Exercise details
Leave out the images and repeat the listing below without a single change.

------------

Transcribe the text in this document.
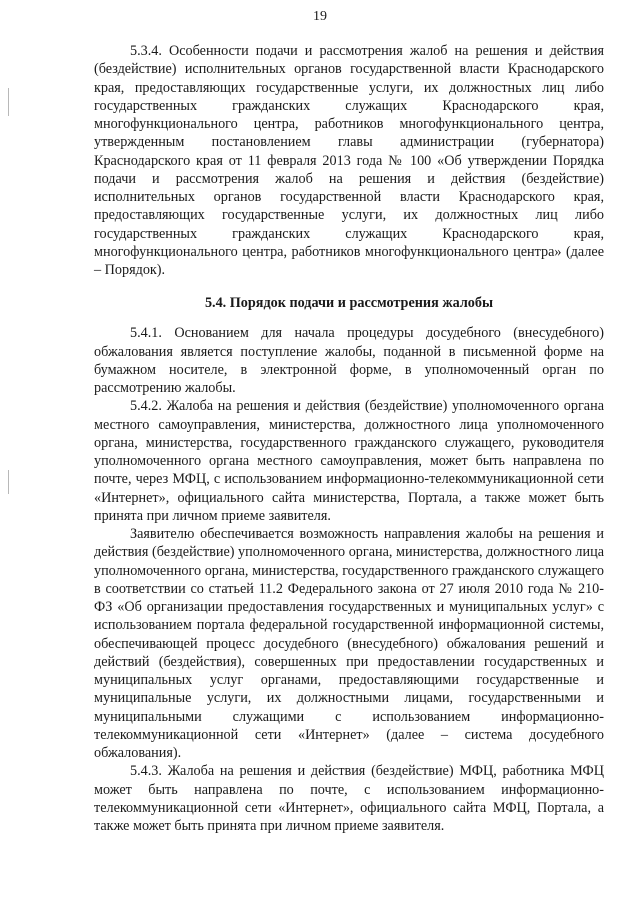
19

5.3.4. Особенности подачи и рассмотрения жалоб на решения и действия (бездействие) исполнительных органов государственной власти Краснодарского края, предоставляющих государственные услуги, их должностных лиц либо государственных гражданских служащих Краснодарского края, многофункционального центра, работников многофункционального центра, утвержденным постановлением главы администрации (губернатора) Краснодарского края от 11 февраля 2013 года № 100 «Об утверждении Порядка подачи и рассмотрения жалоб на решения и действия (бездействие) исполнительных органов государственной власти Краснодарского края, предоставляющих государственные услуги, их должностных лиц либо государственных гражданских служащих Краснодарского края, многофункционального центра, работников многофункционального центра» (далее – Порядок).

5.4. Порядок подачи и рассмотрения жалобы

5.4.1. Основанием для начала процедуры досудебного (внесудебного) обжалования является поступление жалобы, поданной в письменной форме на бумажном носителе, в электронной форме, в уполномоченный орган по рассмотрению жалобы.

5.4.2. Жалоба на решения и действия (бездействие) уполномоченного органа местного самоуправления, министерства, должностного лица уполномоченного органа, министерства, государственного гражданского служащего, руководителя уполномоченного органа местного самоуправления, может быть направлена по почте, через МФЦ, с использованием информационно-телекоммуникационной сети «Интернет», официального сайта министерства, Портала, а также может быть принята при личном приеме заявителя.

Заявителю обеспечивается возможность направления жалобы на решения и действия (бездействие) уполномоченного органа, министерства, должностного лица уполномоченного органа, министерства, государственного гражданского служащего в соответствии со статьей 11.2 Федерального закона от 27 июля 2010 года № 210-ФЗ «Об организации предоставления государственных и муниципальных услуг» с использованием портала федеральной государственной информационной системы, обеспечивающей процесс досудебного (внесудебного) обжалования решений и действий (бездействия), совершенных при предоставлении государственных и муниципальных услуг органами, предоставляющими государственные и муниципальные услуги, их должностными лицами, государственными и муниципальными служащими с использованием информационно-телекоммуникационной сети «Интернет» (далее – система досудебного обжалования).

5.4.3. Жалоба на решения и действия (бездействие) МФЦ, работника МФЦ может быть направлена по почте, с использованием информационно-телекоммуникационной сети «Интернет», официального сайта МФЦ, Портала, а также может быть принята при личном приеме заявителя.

------------

Solution to this exercise
Transcribe the text in this document.
19

5.3.4. Особенности подачи и рассмотрения жалоб на решения и действия (бездействие) исполнительных органов государственной власти Краснодарского края, предоставляющих государственные услуги, их должностных лиц либо государственных гражданских служащих Краснодарского края, многофункционального центра, работников многофункционального центра, утвержденным постановлением главы администрации (губернатора) Краснодарского края от 11 февраля 2013 года № 100 «Об утверждении Порядка подачи и рассмотрения жалоб на решения и действия (бездействие) исполнительных органов государственной власти Краснодарского края, предоставляющих государственные услуги, их должностных лиц либо государственных гражданских служащих Краснодарского края, многофункционального центра, работников многофункционального центра» (далее – Порядок).

5.4. Порядок подачи и рассмотрения жалобы

5.4.1. Основанием для начала процедуры досудебного (внесудебного) обжалования является поступление жалобы, поданной в письменной форме на бумажном носителе, в электронной форме, в уполномоченный орган по рассмотрению жалобы.

5.4.2. Жалоба на решения и действия (бездействие) уполномоченного органа местного самоуправления, министерства, должностного лица уполномоченного органа, министерства, государственного гражданского служащего, руководителя уполномоченного органа местного самоуправления, может быть направлена по почте, через МФЦ, с использованием информационно-телекоммуникационной сети «Интернет», официального сайта министерства, Портала, а также может быть принята при личном приеме заявителя.

Заявителю обеспечивается возможность направления жалобы на решения и действия (бездействие) уполномоченного органа, министерства, должностного лица уполномоченного органа, министерства, государственного гражданского служащего в соответствии со статьей 11.2 Федерального закона от 27 июля 2010 года № 210-ФЗ «Об организации предоставления государственных и муниципальных услуг» с использованием портала федеральной государственной информационной системы, обеспечивающей процесс досудебного (внесудебного) обжалования решений и действий (бездействия), совершенных при предоставлении государственных и муниципальных услуг органами, предоставляющими государственные и муниципальные услуги, их должностными лицами, государственными и муниципальными служащими с использованием информационно-телекоммуникационной сети «Интернет» (далее – система досудебного обжалования).

5.4.3. Жалоба на решения и действия (бездействие) МФЦ, работника МФЦ может быть направлена по почте, с использованием информационно-телекоммуникационной сети «Интернет», официального сайта МФЦ, Портала, а также может быть принята при личном приеме заявителя.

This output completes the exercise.